◆ Job
Which lines contain the string "بدون"? Please list every one of them.

[START OF Data lines]

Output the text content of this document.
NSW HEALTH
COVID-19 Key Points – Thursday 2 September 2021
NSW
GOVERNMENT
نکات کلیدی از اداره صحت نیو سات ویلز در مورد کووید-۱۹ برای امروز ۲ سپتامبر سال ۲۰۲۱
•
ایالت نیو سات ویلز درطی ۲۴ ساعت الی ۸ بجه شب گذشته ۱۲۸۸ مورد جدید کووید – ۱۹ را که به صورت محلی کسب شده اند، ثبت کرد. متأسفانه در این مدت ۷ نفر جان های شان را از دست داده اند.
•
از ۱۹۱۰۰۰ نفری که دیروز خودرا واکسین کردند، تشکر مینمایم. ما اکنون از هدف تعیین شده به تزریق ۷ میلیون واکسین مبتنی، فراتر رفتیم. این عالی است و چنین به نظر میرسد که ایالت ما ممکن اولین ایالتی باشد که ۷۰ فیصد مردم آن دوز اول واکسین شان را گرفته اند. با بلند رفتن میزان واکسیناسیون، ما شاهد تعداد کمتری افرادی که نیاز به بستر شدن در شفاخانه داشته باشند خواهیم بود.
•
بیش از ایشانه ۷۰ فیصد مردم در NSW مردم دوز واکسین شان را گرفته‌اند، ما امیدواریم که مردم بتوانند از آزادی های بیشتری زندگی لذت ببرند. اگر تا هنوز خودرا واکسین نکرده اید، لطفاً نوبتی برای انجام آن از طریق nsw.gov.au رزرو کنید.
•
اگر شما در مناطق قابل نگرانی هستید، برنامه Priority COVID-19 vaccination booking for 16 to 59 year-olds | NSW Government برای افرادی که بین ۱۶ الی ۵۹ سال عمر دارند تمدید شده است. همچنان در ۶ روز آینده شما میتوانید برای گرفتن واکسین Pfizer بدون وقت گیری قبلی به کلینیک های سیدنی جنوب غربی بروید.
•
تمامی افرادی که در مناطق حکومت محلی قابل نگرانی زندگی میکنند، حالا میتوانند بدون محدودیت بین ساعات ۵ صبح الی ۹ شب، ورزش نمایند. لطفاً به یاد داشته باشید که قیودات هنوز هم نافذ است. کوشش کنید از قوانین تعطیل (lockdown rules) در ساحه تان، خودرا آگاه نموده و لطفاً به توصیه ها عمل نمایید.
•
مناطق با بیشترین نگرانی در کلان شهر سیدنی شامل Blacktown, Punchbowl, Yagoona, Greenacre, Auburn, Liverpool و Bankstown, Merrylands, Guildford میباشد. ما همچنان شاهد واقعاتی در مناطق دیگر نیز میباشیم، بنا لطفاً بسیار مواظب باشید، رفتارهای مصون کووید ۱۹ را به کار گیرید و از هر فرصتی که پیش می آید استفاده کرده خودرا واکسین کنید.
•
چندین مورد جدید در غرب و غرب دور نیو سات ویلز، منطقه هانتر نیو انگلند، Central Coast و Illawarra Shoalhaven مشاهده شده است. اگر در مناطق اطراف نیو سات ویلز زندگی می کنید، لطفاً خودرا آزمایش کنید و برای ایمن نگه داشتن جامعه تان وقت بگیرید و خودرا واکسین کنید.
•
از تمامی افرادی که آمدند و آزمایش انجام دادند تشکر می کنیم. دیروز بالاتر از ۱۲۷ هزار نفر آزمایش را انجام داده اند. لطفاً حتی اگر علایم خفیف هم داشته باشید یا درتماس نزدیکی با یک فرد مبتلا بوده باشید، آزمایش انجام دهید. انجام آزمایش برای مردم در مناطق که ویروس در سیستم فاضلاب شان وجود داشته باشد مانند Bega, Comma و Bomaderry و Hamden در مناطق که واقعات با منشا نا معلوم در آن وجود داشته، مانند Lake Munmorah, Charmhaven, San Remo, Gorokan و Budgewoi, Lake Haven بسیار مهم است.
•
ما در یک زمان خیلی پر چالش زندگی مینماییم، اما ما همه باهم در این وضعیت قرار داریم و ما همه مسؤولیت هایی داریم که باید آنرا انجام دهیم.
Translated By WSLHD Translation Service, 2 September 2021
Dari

[END OF Data lines]

◆ Task solution
اگر شما در مناطق قابل نگرانی هستید، برنامه Priority COVID-19 vaccination booking for 16 to 59 year-olds | NSW Government برای افرادی که بین ۱۶ الی ۵۹ سال عمر دارند تمدید شده است. همچنان در ۶ روز آینده شما میتوانید برای گرفتن واکسین Pfizer بدون وقت گیری قبلی به کلینیک های سیدنی جنوب غربی بروید.
تمامی افرادی که در مناطق حکومت محلی قابل نگرانی زندگی میکنند، حالا میتوانند بدون محدودیت بین ساعات ۵ صبح الی ۹ شب، ورزش نمایند. لطفاً به یاد داشته باشید که قیودات هنوز هم نافذ است. کوشش کنید از قوانین تعطیل (lockdown rules) در ساحه تان، خودرا آگاه نموده و لطفاً به توصیه ها عمل نمایید.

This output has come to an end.